(A block of data)
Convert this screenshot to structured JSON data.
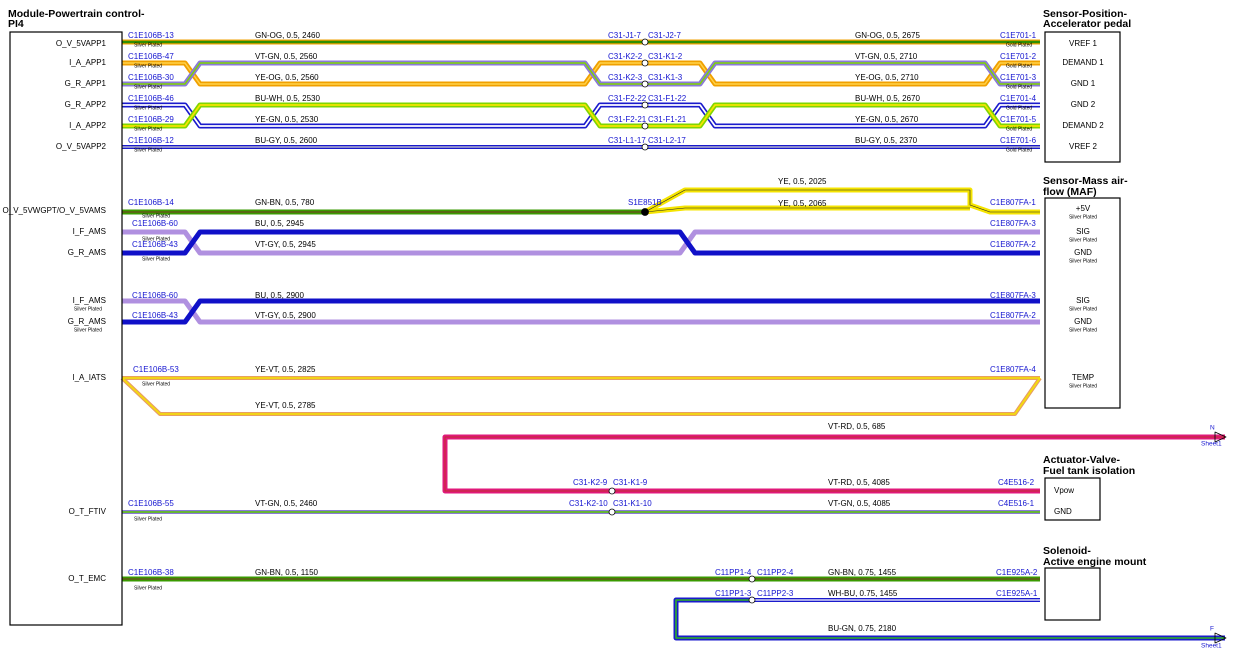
{
  "components": [
    {
      "title": [
        "Module-Powertrain control-",
        "PI4"
      ],
      "pins": [
        {
          "name": "O_V_5VAPP1"
        },
        {
          "name": "I_A_APP1"
        },
        {
          "name": "G_R_APP1"
        },
        {
          "name": "G_R_APP2"
        },
        {
          "name": "I_A_APP2"
        },
        {
          "name": "O_V_5VAPP2"
        },
        {
          "name": "O_V_5VWGPT/O_V_5VAMS"
        },
        {
          "name": "I_F_AMS"
        },
        {
          "name": "G_R_AMS"
        },
        {
          "name": "I_F_AMS",
          "note": "Silver Plated"
        },
        {
          "name": "G_R_AMS",
          "note": "Silver Plated"
        },
        {
          "name": "I_A_IATS"
        },
        {
          "name": "O_T_FTIV"
        },
        {
          "name": "O_T_EMC"
        }
      ]
    },
    {
      "title": [
        "Sensor-Position-",
        "Accelerator pedal"
      ],
      "pins": [
        {
          "name": "VREF 1"
        },
        {
          "name": "DEMAND 1"
        },
        {
          "name": "GND 1"
        },
        {
          "name": "GND 2"
        },
        {
          "name": "DEMAND 2"
        },
        {
          "name": "VREF 2"
        }
      ]
    },
    {
      "title": [
        "Sensor-Mass air-",
        "flow (MAF)"
      ],
      "pins": [
        {
          "name": "+5V",
          "note": "Silver Plated"
        },
        {
          "name": "SIG",
          "note": "Silver Plated"
        },
        {
          "name": "GND",
          "note": "Silver Plated"
        },
        {
          "name": "SIG",
          "note": "Silver Plated"
        },
        {
          "name": "GND",
          "note": "Silver Plated"
        },
        {
          "name": "TEMP",
          "note": "Silver Plated"
        }
      ]
    },
    {
      "title": [
        "Actuator-Valve-",
        "Fuel tank isolation"
      ],
      "pins": [
        {
          "name": "Vpow"
        },
        {
          "name": "GND"
        }
      ]
    },
    {
      "title": [
        "Solenoid-",
        "Active engine mount"
      ],
      "pins": []
    }
  ],
  "wires": [
    {
      "labels": [
        "C1E106B-13",
        "Silver Plated",
        "GN-OG,  0.5,  2460",
        "C31-J1-7",
        "C31-J2-7",
        "GN-OG,  0.5,  2675",
        "C1E701-1",
        "Gold Plated"
      ]
    },
    {
      "labels": [
        "C1E106B-47",
        "Silver Plated",
        "VT-GN,  0.5,  2560",
        "C31-K2-2",
        "C31-K1-2",
        "VT-GN,  0.5,  2710",
        "C1E701-2",
        "Gold Plated"
      ]
    },
    {
      "labels": [
        "C1E106B-30",
        "Silver Plated",
        "YE-OG,  0.5,  2560",
        "C31-K2-3",
        "C31-K1-3",
        "YE-OG,  0.5,  2710",
        "C1E701-3",
        "Gold Plated"
      ]
    },
    {
      "labels": [
        "C1E106B-46",
        "Silver Plated",
        "BU-WH,  0.5,  2530",
        "C31-F2-22",
        "C31-F1-22",
        "BU-WH,  0.5,  2670",
        "C1E701-4",
        "Gold Plated"
      ]
    },
    {
      "labels": [
        "C1E106B-29",
        "Silver Plated",
        "YE-GN,  0.5,  2530",
        "C31-F2-21",
        "C31-F1-21",
        "YE-GN,  0.5,  2670",
        "C1E701-5",
        "Gold Plated"
      ]
    },
    {
      "labels": [
        "C1E106B-12",
        "Silver Plated",
        "BU-GY,  0.5,  2600",
        "C31-L1-17",
        "C31-L2-17",
        "BU-GY,  0.5,  2370",
        "C1E701-6",
        "Gold Plated"
      ]
    },
    {
      "labels": [
        "C1E106B-14",
        "Silver Plated",
        "GN-BN,  0.5,  780",
        "S1E851B",
        "YE,  0.5,  2025",
        "YE,  0.5,  2065",
        "C1E807FA-1"
      ]
    },
    {
      "labels": [
        "C1E106B-60",
        "Silver Plated",
        "BU,  0.5,  2945",
        "C1E807FA-3"
      ]
    },
    {
      "labels": [
        "C1E106B-43",
        "Silver Plated",
        "VT-GY,  0.5,  2945",
        "C1E807FA-2"
      ]
    },
    {
      "labels": [
        "C1E106B-60",
        "BU,  0.5,  2900",
        "C1E807FA-3"
      ]
    },
    {
      "labels": [
        "C1E106B-43",
        "VT-GY,  0.5,  2900",
        "C1E807FA-2"
      ]
    },
    {
      "labels": [
        "C1E106B-53",
        "Silver Plated",
        "YE-VT,  0.5,  2825",
        "YE-VT,  0.5,  2785",
        "C1E807FA-4"
      ]
    },
    {
      "labels": [
        "VT-RD,  0.5,  685",
        "N",
        "Sheet1"
      ]
    },
    {
      "labels": [
        "C31-K2-9",
        "C31-K1-9",
        "VT-RD,  0.5,  4085",
        "C4E516-2"
      ]
    },
    {
      "labels": [
        "C1E106B-55",
        "Silver Plated",
        "VT-GN,  0.5,  2460",
        "C31-K2-10",
        "C31-K1-10",
        "VT-GN,  0.5,  4085",
        "C4E516-1"
      ]
    },
    {
      "labels": [
        "C1E106B-38",
        "Silver Plated",
        "GN-BN,  0.5,  1150",
        "C11PP1-4",
        "C11PP2-4",
        "GN-BN,  0.75,  1455",
        "C1E925A-2"
      ]
    },
    {
      "labels": [
        "C11PP1-3",
        "C11PP2-3",
        "WH-BU,  0.75,  1455",
        "C1E925A-1"
      ]
    },
    {
      "labels": [
        "BU-GN,  0.75,  2180",
        "F",
        "Sheet1"
      ]
    }
  ]
}
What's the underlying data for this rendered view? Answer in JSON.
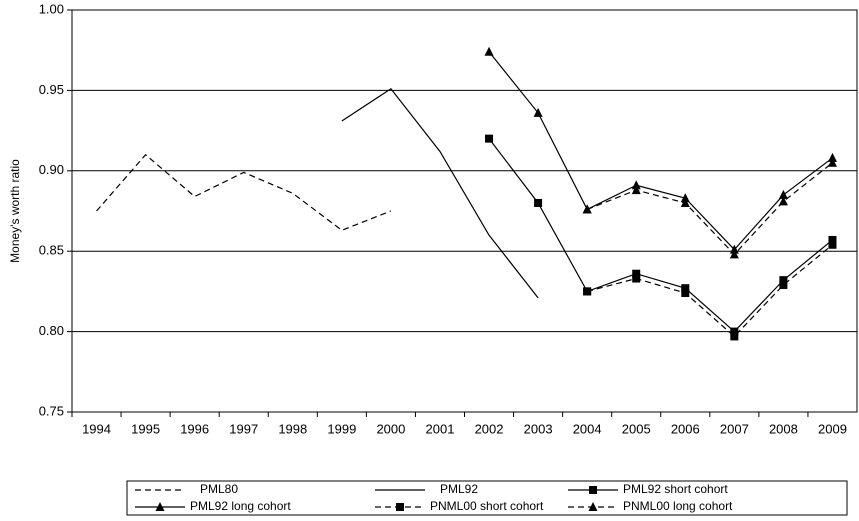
{
  "chart_data": {
    "type": "line",
    "y_label": "Money's worth ratio",
    "categories": [
      "1994",
      "1995",
      "1996",
      "1997",
      "1998",
      "1999",
      "2000",
      "2001",
      "2002",
      "2003",
      "2004",
      "2005",
      "2006",
      "2007",
      "2008",
      "2009"
    ],
    "ylim": [
      0.75,
      1.0
    ],
    "yticks": [
      {
        "value": 0.75,
        "label": "0.75"
      },
      {
        "value": 0.8,
        "label": "0.80"
      },
      {
        "value": 0.85,
        "label": "0.85"
      },
      {
        "value": 0.9,
        "label": "0.90"
      },
      {
        "value": 0.95,
        "label": "0.95"
      },
      {
        "value": 1.0,
        "label": "1.00"
      }
    ],
    "grid": true,
    "legend": "bottom",
    "series": [
      {
        "name": "PML80",
        "color": "#000000",
        "dash": true,
        "marker": "none",
        "values": [
          0.875,
          0.91,
          0.884,
          0.899,
          0.886,
          0.863,
          0.875,
          null,
          null,
          null,
          null,
          null,
          null,
          null,
          null,
          null
        ]
      },
      {
        "name": "PML92",
        "color": "#000000",
        "dash": false,
        "marker": "none",
        "values": [
          null,
          null,
          null,
          null,
          null,
          0.931,
          0.951,
          0.912,
          0.86,
          0.821,
          null,
          null,
          null,
          null,
          null,
          null
        ]
      },
      {
        "name": "PML92 short cohort",
        "color": "#000000",
        "dash": false,
        "marker": "square",
        "values": [
          null,
          null,
          null,
          null,
          null,
          null,
          null,
          null,
          0.92,
          0.88,
          0.825,
          0.836,
          0.827,
          0.8,
          0.832,
          0.857
        ]
      },
      {
        "name": "PML92 long cohort",
        "color": "#000000",
        "dash": false,
        "marker": "triangle",
        "values": [
          null,
          null,
          null,
          null,
          null,
          null,
          null,
          null,
          0.974,
          0.936,
          0.876,
          0.891,
          0.883,
          0.851,
          0.885,
          0.908
        ]
      },
      {
        "name": "PNML00 short cohort",
        "color": "#000000",
        "dash": true,
        "marker": "square",
        "values": [
          null,
          null,
          null,
          null,
          null,
          null,
          null,
          null,
          null,
          null,
          0.825,
          0.833,
          0.824,
          0.797,
          0.829,
          0.854
        ]
      },
      {
        "name": "PNML00 long cohort",
        "color": "#000000",
        "dash": true,
        "marker": "triangle",
        "values": [
          null,
          null,
          null,
          null,
          null,
          null,
          null,
          null,
          null,
          null,
          0.876,
          0.888,
          0.88,
          0.848,
          0.881,
          0.905
        ]
      }
    ]
  }
}
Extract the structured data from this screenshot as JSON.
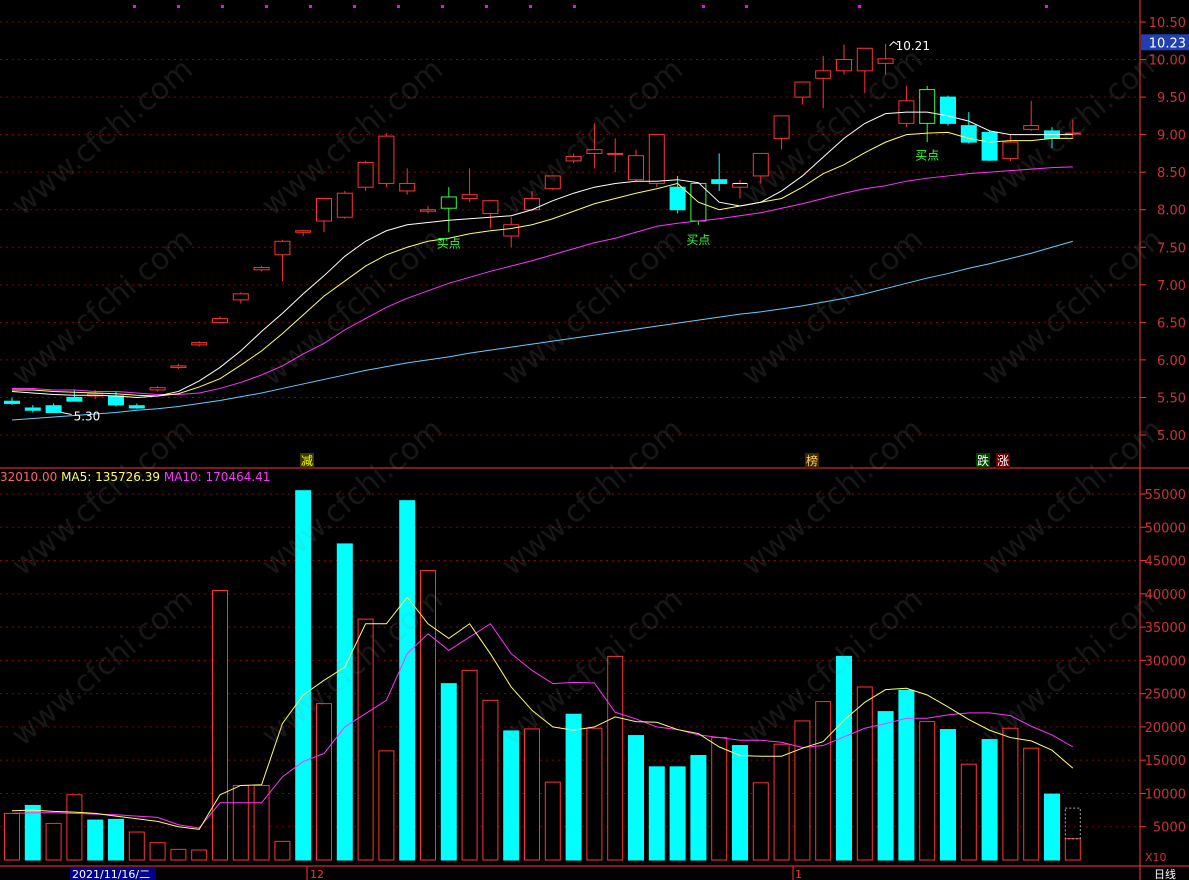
{
  "price_axis_ticks": [
    "10.50",
    "10.00",
    "9.50",
    "9.00",
    "8.50",
    "8.00",
    "7.50",
    "7.00",
    "6.50",
    "6.00",
    "5.50",
    "5.00"
  ],
  "current_price": "10.23",
  "high_label": "10.21",
  "low_label": "5.30",
  "buy_label": "买点",
  "signal_labels": [
    {
      "text": "减",
      "color": "#ffff00",
      "bg": "#3a3a00"
    },
    {
      "text": "榜",
      "color": "#ffcc66",
      "bg": "#3a2a00"
    },
    {
      "text": "跌",
      "color": "#ffffff",
      "bg": "#004400"
    },
    {
      "text": "涨",
      "color": "#ffffff",
      "bg": "#660000"
    }
  ],
  "volume_legend": {
    "vol": "32010.00",
    "ma5": "MA5: 135726.39",
    "ma10": "MA10: 170464.41"
  },
  "volume_axis_ticks": [
    "55000",
    "50000",
    "45000",
    "40000",
    "35000",
    "30000",
    "25000",
    "20000",
    "15000",
    "10000",
    "5000"
  ],
  "volume_unit": "X10",
  "date_label": "2021/11/16/二",
  "month_labels": [
    "12",
    "1"
  ],
  "period_label": "日线",
  "watermark": "www.cfchi.com",
  "colors": {
    "up": "#ff3232",
    "down": "#00ffff",
    "buy_up": "#33ff33",
    "ma_white": "#ffffff",
    "ma_yellow": "#ffff66",
    "ma_magenta": "#ff33ff",
    "ma_blue": "#66ccff",
    "grid": "#8b0000",
    "axis_text": "#cc3333"
  },
  "chart_data": [
    {
      "type": "candlestick",
      "title": "",
      "ylim": [
        4.75,
        10.6
      ],
      "candles": [
        {
          "o": 5.45,
          "h": 5.5,
          "l": 5.4,
          "c": 5.42
        },
        {
          "o": 5.36,
          "h": 5.4,
          "l": 5.3,
          "c": 5.33
        },
        {
          "o": 5.39,
          "h": 5.42,
          "l": 5.3,
          "c": 5.3
        },
        {
          "o": 5.5,
          "h": 5.6,
          "l": 5.45,
          "c": 5.45
        },
        {
          "o": 5.52,
          "h": 5.6,
          "l": 5.48,
          "c": 5.55
        },
        {
          "o": 5.52,
          "h": 5.58,
          "l": 5.38,
          "c": 5.4
        },
        {
          "o": 5.39,
          "h": 5.42,
          "l": 5.35,
          "c": 5.36
        },
        {
          "o": 5.6,
          "h": 5.65,
          "l": 5.58,
          "c": 5.63
        },
        {
          "o": 5.9,
          "h": 5.95,
          "l": 5.88,
          "c": 5.92
        },
        {
          "o": 6.2,
          "h": 6.25,
          "l": 6.18,
          "c": 6.23
        },
        {
          "o": 6.5,
          "h": 6.58,
          "l": 6.48,
          "c": 6.55
        },
        {
          "o": 6.8,
          "h": 6.9,
          "l": 6.75,
          "c": 6.88
        },
        {
          "o": 7.2,
          "h": 7.25,
          "l": 7.18,
          "c": 7.23
        },
        {
          "o": 7.4,
          "h": 7.6,
          "l": 7.05,
          "c": 7.58
        },
        {
          "o": 7.7,
          "h": 7.73,
          "l": 7.65,
          "c": 7.72
        },
        {
          "o": 7.85,
          "h": 8.15,
          "l": 7.7,
          "c": 8.15
        },
        {
          "o": 7.9,
          "h": 8.25,
          "l": 7.88,
          "c": 8.22
        },
        {
          "o": 8.3,
          "h": 8.65,
          "l": 8.25,
          "c": 8.63
        },
        {
          "o": 8.35,
          "h": 9.02,
          "l": 8.3,
          "c": 8.98
        },
        {
          "o": 8.25,
          "h": 8.55,
          "l": 8.2,
          "c": 8.35
        },
        {
          "o": 7.98,
          "h": 8.05,
          "l": 7.95,
          "c": 8.0
        },
        {
          "o": 8.02,
          "h": 8.3,
          "l": 7.7,
          "c": 8.17
        },
        {
          "o": 8.15,
          "h": 8.55,
          "l": 8.1,
          "c": 8.2
        },
        {
          "o": 7.95,
          "h": 8.1,
          "l": 7.75,
          "c": 8.12
        },
        {
          "o": 7.65,
          "h": 7.9,
          "l": 7.5,
          "c": 7.8
        },
        {
          "o": 8.0,
          "h": 8.25,
          "l": 7.98,
          "c": 8.15
        },
        {
          "o": 8.28,
          "h": 8.45,
          "l": 8.26,
          "c": 8.45
        },
        {
          "o": 8.65,
          "h": 8.75,
          "l": 8.62,
          "c": 8.71
        },
        {
          "o": 8.75,
          "h": 9.15,
          "l": 8.55,
          "c": 8.8
        },
        {
          "o": 8.75,
          "h": 8.95,
          "l": 8.5,
          "c": 8.75
        },
        {
          "o": 8.4,
          "h": 8.8,
          "l": 8.38,
          "c": 8.72
        },
        {
          "o": 8.35,
          "h": 9.0,
          "l": 8.3,
          "c": 9.0
        },
        {
          "o": 8.3,
          "h": 8.45,
          "l": 7.95,
          "c": 8.0
        },
        {
          "o": 7.85,
          "h": 8.35,
          "l": 7.8,
          "c": 8.35
        },
        {
          "o": 8.4,
          "h": 8.75,
          "l": 8.25,
          "c": 8.35
        },
        {
          "o": 8.3,
          "h": 8.4,
          "l": 8.15,
          "c": 8.35
        },
        {
          "o": 8.45,
          "h": 8.75,
          "l": 8.35,
          "c": 8.75
        },
        {
          "o": 8.95,
          "h": 9.25,
          "l": 8.8,
          "c": 9.25
        },
        {
          "o": 9.5,
          "h": 9.7,
          "l": 9.4,
          "c": 9.7
        },
        {
          "o": 9.75,
          "h": 10.05,
          "l": 9.35,
          "c": 9.85
        },
        {
          "o": 9.85,
          "h": 10.2,
          "l": 9.8,
          "c": 10.0
        },
        {
          "o": 9.85,
          "h": 10.15,
          "l": 9.55,
          "c": 10.15
        },
        {
          "o": 9.95,
          "h": 10.21,
          "l": 9.8,
          "c": 10.01
        },
        {
          "o": 9.15,
          "h": 9.65,
          "l": 9.1,
          "c": 9.45
        },
        {
          "o": 9.15,
          "h": 9.65,
          "l": 8.9,
          "c": 9.6
        },
        {
          "o": 9.5,
          "h": 9.52,
          "l": 9.12,
          "c": 9.15
        },
        {
          "o": 9.12,
          "h": 9.3,
          "l": 8.88,
          "c": 8.9
        },
        {
          "o": 9.03,
          "h": 9.05,
          "l": 8.65,
          "c": 8.66
        },
        {
          "o": 8.68,
          "h": 9.0,
          "l": 8.65,
          "c": 8.9
        },
        {
          "o": 9.07,
          "h": 9.45,
          "l": 9.05,
          "c": 9.12
        },
        {
          "o": 9.05,
          "h": 9.1,
          "l": 8.82,
          "c": 8.95
        },
        {
          "o": 9.02,
          "h": 9.2,
          "l": 8.95,
          "c": 9.02
        }
      ],
      "ma_white": [
        5.58,
        5.56,
        5.54,
        5.53,
        5.53,
        5.52,
        5.5,
        5.52,
        5.58,
        5.72,
        5.9,
        6.12,
        6.38,
        6.62,
        6.88,
        7.12,
        7.38,
        7.58,
        7.72,
        7.8,
        7.83,
        7.86,
        7.88,
        7.9,
        7.92,
        8.0,
        8.12,
        8.22,
        8.3,
        8.35,
        8.38,
        8.38,
        8.4,
        8.36,
        8.1,
        8.05,
        8.1,
        8.25,
        8.45,
        8.7,
        8.95,
        9.15,
        9.28,
        9.3,
        9.3,
        9.25,
        9.18,
        9.05,
        9.0,
        9.0,
        9.0,
        9.0
      ],
      "ma_yellow": [
        5.6,
        5.6,
        5.58,
        5.57,
        5.56,
        5.55,
        5.53,
        5.52,
        5.55,
        5.64,
        5.75,
        5.93,
        6.12,
        6.35,
        6.6,
        6.85,
        7.05,
        7.25,
        7.4,
        7.5,
        7.58,
        7.62,
        7.68,
        7.72,
        7.75,
        7.8,
        7.88,
        7.98,
        8.08,
        8.15,
        8.22,
        8.28,
        8.35,
        8.1,
        8.0,
        8.05,
        8.1,
        8.15,
        8.3,
        8.48,
        8.6,
        8.76,
        8.9,
        9.0,
        9.02,
        9.03,
        8.95,
        8.9,
        8.92,
        8.92,
        8.95,
        8.95
      ],
      "ma_magenta": [
        5.62,
        5.62,
        5.6,
        5.6,
        5.58,
        5.58,
        5.56,
        5.54,
        5.54,
        5.56,
        5.62,
        5.7,
        5.8,
        5.92,
        6.08,
        6.22,
        6.4,
        6.55,
        6.7,
        6.82,
        6.92,
        7.02,
        7.1,
        7.18,
        7.25,
        7.32,
        7.4,
        7.48,
        7.56,
        7.62,
        7.7,
        7.78,
        7.82,
        7.85,
        7.88,
        7.92,
        7.96,
        8.02,
        8.08,
        8.15,
        8.22,
        8.28,
        8.32,
        8.38,
        8.42,
        8.45,
        8.48,
        8.5,
        8.52,
        8.54,
        8.56,
        8.57
      ],
      "ma_blue": [
        5.2,
        5.22,
        5.24,
        5.26,
        5.28,
        5.3,
        5.33,
        5.35,
        5.38,
        5.42,
        5.46,
        5.51,
        5.56,
        5.62,
        5.68,
        5.74,
        5.8,
        5.86,
        5.91,
        5.96,
        6.0,
        6.04,
        6.09,
        6.13,
        6.17,
        6.21,
        6.25,
        6.29,
        6.33,
        6.37,
        6.41,
        6.45,
        6.49,
        6.53,
        6.57,
        6.61,
        6.64,
        6.68,
        6.72,
        6.77,
        6.82,
        6.88,
        6.95,
        7.02,
        7.09,
        7.15,
        7.22,
        7.28,
        7.35,
        7.42,
        7.5,
        7.58
      ]
    },
    {
      "type": "bar",
      "title": "",
      "ylim": [
        0,
        58000
      ],
      "values": [
        7000,
        8200,
        5500,
        9800,
        6000,
        6100,
        4200,
        2600,
        1600,
        1500,
        40500,
        11200,
        11200,
        2800,
        55500,
        23500,
        47500,
        36200,
        16400,
        54000,
        43500,
        26500,
        28500,
        24000,
        19400,
        19700,
        11700,
        21900,
        19800,
        30600,
        18700,
        14000,
        14000,
        15700,
        18400,
        17200,
        11600,
        17400,
        20900,
        23800,
        30600,
        26000,
        22300,
        25500,
        20800,
        19600,
        14400,
        18100,
        19800,
        16800,
        9900,
        3200
      ],
      "down": [
        false,
        true,
        false,
        false,
        true,
        true,
        false,
        false,
        false,
        false,
        false,
        false,
        false,
        false,
        true,
        false,
        true,
        false,
        false,
        true,
        false,
        true,
        false,
        false,
        true,
        false,
        false,
        true,
        false,
        false,
        true,
        true,
        true,
        true,
        false,
        true,
        false,
        false,
        false,
        false,
        true,
        false,
        true,
        true,
        false,
        true,
        false,
        true,
        false,
        false,
        true,
        false
      ],
      "ma5": [
        7400,
        7500,
        7300,
        7200,
        7000,
        6600,
        6200,
        5800,
        5000,
        4600,
        9800,
        11200,
        11300,
        20500,
        24800,
        27000,
        29000,
        35500,
        35500,
        39500,
        35500,
        33300,
        35500,
        31000,
        26000,
        22500,
        20000,
        19500,
        20000,
        21500,
        20800,
        20700,
        19600,
        19000,
        17000,
        15700,
        15600,
        15600,
        16800,
        17800,
        21000,
        23700,
        25600,
        25800,
        24800,
        23000,
        21100,
        19500,
        18400,
        17900,
        16500,
        13800
      ],
      "ma10": [
        7000,
        7100,
        7100,
        7000,
        6900,
        6800,
        6600,
        6400,
        5300,
        4800,
        8600,
        8600,
        8600,
        12500,
        14800,
        16000,
        20000,
        22000,
        24000,
        31000,
        34000,
        31500,
        33500,
        35500,
        31000,
        28500,
        26500,
        26700,
        26600,
        22200,
        21200,
        20000,
        19600,
        18800,
        18400,
        18000,
        18000,
        17700,
        16900,
        17200,
        18500,
        19800,
        20500,
        21300,
        21300,
        21800,
        22100,
        22100,
        21700,
        20100,
        18800,
        17000
      ]
    }
  ]
}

What you should do.
Collect, from the material above, every line containing the word "long".

Output of the task.
        "name": "PML92 long cohort",
        "name": "PNML00 long cohort",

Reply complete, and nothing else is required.